* BEGIN *

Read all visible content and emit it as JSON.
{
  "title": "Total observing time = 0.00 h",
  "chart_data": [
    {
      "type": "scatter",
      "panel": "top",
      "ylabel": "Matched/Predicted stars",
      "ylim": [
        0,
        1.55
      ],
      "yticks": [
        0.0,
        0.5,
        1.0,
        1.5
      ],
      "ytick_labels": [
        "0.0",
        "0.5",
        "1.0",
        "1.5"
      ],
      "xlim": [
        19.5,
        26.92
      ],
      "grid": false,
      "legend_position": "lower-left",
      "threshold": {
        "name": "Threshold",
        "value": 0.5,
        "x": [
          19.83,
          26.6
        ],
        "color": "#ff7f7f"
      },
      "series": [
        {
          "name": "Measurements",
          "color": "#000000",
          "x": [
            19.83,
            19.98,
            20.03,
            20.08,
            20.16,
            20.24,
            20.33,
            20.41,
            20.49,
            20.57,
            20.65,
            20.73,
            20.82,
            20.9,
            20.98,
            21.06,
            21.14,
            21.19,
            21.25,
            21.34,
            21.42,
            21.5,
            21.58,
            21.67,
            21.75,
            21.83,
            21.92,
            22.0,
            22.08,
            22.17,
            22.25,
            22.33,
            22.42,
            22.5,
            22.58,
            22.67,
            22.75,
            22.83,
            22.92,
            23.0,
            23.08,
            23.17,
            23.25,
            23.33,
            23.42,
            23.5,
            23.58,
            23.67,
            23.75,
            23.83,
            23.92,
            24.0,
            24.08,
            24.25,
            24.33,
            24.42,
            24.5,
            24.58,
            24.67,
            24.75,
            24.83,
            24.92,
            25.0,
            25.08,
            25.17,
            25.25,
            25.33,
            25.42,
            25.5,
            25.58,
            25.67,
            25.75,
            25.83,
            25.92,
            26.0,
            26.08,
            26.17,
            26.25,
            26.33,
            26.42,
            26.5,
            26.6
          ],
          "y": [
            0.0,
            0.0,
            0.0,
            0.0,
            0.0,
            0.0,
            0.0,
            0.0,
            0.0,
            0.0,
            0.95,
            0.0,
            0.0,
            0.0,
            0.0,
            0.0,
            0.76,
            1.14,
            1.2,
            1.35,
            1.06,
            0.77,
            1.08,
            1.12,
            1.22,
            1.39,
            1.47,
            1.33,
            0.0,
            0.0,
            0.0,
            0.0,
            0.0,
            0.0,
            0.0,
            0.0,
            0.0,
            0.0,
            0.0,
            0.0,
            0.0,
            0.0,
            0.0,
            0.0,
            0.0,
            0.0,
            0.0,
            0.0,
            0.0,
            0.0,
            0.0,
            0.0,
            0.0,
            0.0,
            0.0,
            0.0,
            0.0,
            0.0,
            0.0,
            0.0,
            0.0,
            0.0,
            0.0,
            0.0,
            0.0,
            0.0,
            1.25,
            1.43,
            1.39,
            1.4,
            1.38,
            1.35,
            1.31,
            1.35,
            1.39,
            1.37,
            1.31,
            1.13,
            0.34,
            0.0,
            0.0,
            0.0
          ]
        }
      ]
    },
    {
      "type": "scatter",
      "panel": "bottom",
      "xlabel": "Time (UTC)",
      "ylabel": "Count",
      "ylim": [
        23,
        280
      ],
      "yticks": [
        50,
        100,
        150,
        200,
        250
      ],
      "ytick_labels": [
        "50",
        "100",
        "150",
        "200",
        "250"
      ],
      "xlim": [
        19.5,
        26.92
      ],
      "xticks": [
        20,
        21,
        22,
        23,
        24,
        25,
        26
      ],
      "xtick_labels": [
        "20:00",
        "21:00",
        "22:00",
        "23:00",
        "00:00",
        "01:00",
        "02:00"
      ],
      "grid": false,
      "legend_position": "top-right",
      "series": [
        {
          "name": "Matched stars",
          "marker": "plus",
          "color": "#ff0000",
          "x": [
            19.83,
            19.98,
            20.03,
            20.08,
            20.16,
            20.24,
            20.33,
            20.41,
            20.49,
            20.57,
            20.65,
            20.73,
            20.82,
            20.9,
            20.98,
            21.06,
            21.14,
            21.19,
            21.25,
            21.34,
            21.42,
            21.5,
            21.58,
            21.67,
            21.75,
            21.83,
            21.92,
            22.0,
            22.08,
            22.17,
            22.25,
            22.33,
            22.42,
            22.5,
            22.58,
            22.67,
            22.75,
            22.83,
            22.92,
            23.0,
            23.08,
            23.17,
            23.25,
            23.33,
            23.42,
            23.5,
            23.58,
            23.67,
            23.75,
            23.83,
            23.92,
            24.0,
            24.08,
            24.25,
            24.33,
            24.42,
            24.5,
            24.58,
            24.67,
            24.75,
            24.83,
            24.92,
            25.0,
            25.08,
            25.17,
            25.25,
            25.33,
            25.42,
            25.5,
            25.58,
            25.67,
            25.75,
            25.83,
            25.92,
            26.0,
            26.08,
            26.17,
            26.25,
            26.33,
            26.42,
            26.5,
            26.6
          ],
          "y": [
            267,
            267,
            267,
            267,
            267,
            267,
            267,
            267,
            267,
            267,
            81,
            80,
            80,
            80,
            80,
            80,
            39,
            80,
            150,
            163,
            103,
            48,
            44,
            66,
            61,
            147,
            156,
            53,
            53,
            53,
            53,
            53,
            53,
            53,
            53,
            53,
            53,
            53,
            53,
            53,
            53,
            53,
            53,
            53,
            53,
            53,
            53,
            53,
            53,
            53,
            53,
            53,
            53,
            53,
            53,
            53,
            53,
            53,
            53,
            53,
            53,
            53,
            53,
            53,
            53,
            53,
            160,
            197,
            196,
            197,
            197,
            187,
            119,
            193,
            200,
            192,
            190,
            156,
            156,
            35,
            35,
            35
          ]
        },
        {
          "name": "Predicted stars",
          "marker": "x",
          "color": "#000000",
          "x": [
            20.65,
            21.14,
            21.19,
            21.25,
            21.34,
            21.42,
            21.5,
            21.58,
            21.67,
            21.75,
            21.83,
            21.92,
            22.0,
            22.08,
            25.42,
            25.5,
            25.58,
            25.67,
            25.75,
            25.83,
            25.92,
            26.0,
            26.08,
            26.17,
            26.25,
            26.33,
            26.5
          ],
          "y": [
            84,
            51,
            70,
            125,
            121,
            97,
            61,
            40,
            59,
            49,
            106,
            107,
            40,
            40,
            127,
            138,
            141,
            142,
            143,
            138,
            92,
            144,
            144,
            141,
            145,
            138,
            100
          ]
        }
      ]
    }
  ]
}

* END *

Problem to work on →
Give back the whole listing, word for word.

Exercise response →
Read all visible content and emit it as JSON.
{
  "title": "Total observing time = 0.00 h",
  "chart_data": [
    {
      "type": "scatter",
      "panel": "top",
      "ylabel": "Matched/Predicted stars",
      "ylim": [
        0,
        1.55
      ],
      "yticks": [
        0.0,
        0.5,
        1.0,
        1.5
      ],
      "ytick_labels": [
        "0.0",
        "0.5",
        "1.0",
        "1.5"
      ],
      "xlim": [
        19.5,
        26.92
      ],
      "grid": false,
      "legend_position": "lower-left",
      "threshold": {
        "name": "Threshold",
        "value": 0.5,
        "x": [
          19.83,
          26.6
        ],
        "color": "#ff7f7f"
      },
      "series": [
        {
          "name": "Measurements",
          "color": "#000000",
          "x": [
            19.83,
            19.98,
            20.03,
            20.08,
            20.16,
            20.24,
            20.33,
            20.41,
            20.49,
            20.57,
            20.65,
            20.73,
            20.82,
            20.9,
            20.98,
            21.06,
            21.14,
            21.19,
            21.25,
            21.34,
            21.42,
            21.5,
            21.58,
            21.67,
            21.75,
            21.83,
            21.92,
            22.0,
            22.08,
            22.17,
            22.25,
            22.33,
            22.42,
            22.5,
            22.58,
            22.67,
            22.75,
            22.83,
            22.92,
            23.0,
            23.08,
            23.17,
            23.25,
            23.33,
            23.42,
            23.5,
            23.58,
            23.67,
            23.75,
            23.83,
            23.92,
            24.0,
            24.08,
            24.25,
            24.33,
            24.42,
            24.5,
            24.58,
            24.67,
            24.75,
            24.83,
            24.92,
            25.0,
            25.08,
            25.17,
            25.25,
            25.33,
            25.42,
            25.5,
            25.58,
            25.67,
            25.75,
            25.83,
            25.92,
            26.0,
            26.08,
            26.17,
            26.25,
            26.33,
            26.42,
            26.5,
            26.6
          ],
          "y": [
            0.0,
            0.0,
            0.0,
            0.0,
            0.0,
            0.0,
            0.0,
            0.0,
            0.0,
            0.0,
            0.95,
            0.0,
            0.0,
            0.0,
            0.0,
            0.0,
            0.76,
            1.14,
            1.2,
            1.35,
            1.06,
            0.77,
            1.08,
            1.12,
            1.22,
            1.39,
            1.47,
            1.33,
            0.0,
            0.0,
            0.0,
            0.0,
            0.0,
            0.0,
            0.0,
            0.0,
            0.0,
            0.0,
            0.0,
            0.0,
            0.0,
            0.0,
            0.0,
            0.0,
            0.0,
            0.0,
            0.0,
            0.0,
            0.0,
            0.0,
            0.0,
            0.0,
            0.0,
            0.0,
            0.0,
            0.0,
            0.0,
            0.0,
            0.0,
            0.0,
            0.0,
            0.0,
            0.0,
            0.0,
            0.0,
            0.0,
            1.25,
            1.43,
            1.39,
            1.4,
            1.38,
            1.35,
            1.31,
            1.35,
            1.39,
            1.37,
            1.31,
            1.13,
            0.34,
            0.0,
            0.0,
            0.0
          ]
        }
      ]
    },
    {
      "type": "scatter",
      "panel": "bottom",
      "xlabel": "Time (UTC)",
      "ylabel": "Count",
      "ylim": [
        23,
        280
      ],
      "yticks": [
        50,
        100,
        150,
        200,
        250
      ],
      "ytick_labels": [
        "50",
        "100",
        "150",
        "200",
        "250"
      ],
      "xlim": [
        19.5,
        26.92
      ],
      "xticks": [
        20,
        21,
        22,
        23,
        24,
        25,
        26
      ],
      "xtick_labels": [
        "20:00",
        "21:00",
        "22:00",
        "23:00",
        "00:00",
        "01:00",
        "02:00"
      ],
      "grid": false,
      "legend_position": "top-right",
      "series": [
        {
          "name": "Matched stars",
          "marker": "plus",
          "color": "#ff0000",
          "x": [
            19.83,
            19.98,
            20.03,
            20.08,
            20.16,
            20.24,
            20.33,
            20.41,
            20.49,
            20.57,
            20.65,
            20.73,
            20.82,
            20.9,
            20.98,
            21.06,
            21.14,
            21.19,
            21.25,
            21.34,
            21.42,
            21.5,
            21.58,
            21.67,
            21.75,
            21.83,
            21.92,
            22.0,
            22.08,
            22.17,
            22.25,
            22.33,
            22.42,
            22.5,
            22.58,
            22.67,
            22.75,
            22.83,
            22.92,
            23.0,
            23.08,
            23.17,
            23.25,
            23.33,
            23.42,
            23.5,
            23.58,
            23.67,
            23.75,
            23.83,
            23.92,
            24.0,
            24.08,
            24.25,
            24.33,
            24.42,
            24.5,
            24.58,
            24.67,
            24.75,
            24.83,
            24.92,
            25.0,
            25.08,
            25.17,
            25.25,
            25.33,
            25.42,
            25.5,
            25.58,
            25.67,
            25.75,
            25.83,
            25.92,
            26.0,
            26.08,
            26.17,
            26.25,
            26.33,
            26.42,
            26.5,
            26.6
          ],
          "y": [
            267,
            267,
            267,
            267,
            267,
            267,
            267,
            267,
            267,
            267,
            81,
            80,
            80,
            80,
            80,
            80,
            39,
            80,
            150,
            163,
            103,
            48,
            44,
            66,
            61,
            147,
            156,
            53,
            53,
            53,
            53,
            53,
            53,
            53,
            53,
            53,
            53,
            53,
            53,
            53,
            53,
            53,
            53,
            53,
            53,
            53,
            53,
            53,
            53,
            53,
            53,
            53,
            53,
            53,
            53,
            53,
            53,
            53,
            53,
            53,
            53,
            53,
            53,
            53,
            53,
            53,
            160,
            197,
            196,
            197,
            197,
            187,
            119,
            193,
            200,
            192,
            190,
            156,
            156,
            35,
            35,
            35
          ]
        },
        {
          "name": "Predicted stars",
          "marker": "x",
          "color": "#000000",
          "x": [
            20.65,
            21.14,
            21.19,
            21.25,
            21.34,
            21.42,
            21.5,
            21.58,
            21.67,
            21.75,
            21.83,
            21.92,
            22.0,
            22.08,
            25.42,
            25.5,
            25.58,
            25.67,
            25.75,
            25.83,
            25.92,
            26.0,
            26.08,
            26.17,
            26.25,
            26.33,
            26.5
          ],
          "y": [
            84,
            51,
            70,
            125,
            121,
            97,
            61,
            40,
            59,
            49,
            106,
            107,
            40,
            40,
            127,
            138,
            141,
            142,
            143,
            138,
            92,
            144,
            144,
            141,
            145,
            138,
            100
          ]
        }
      ]
    }
  ]
}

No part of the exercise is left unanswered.